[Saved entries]
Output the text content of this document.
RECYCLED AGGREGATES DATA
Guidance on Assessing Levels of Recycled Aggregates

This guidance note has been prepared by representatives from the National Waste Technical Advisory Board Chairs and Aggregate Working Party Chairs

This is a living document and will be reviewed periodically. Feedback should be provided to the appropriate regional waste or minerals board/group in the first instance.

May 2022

STATED EXERCISE | Write out the whole listing again. Match it word for word.

ANSWER TO THIS TASK |
Output the text content of this document.
RECYCLED AGGREGATES DATA
Guidance on Assessing Levels of Recycled Aggregates

This guidance note has been prepared by representatives from the National Waste Technical Advisory Board Chairs and Aggregate Working Party Chairs

This is a living document and will be reviewed periodically. Feedback should be provided to the appropriate regional waste or minerals board/group in the first instance.

May 2022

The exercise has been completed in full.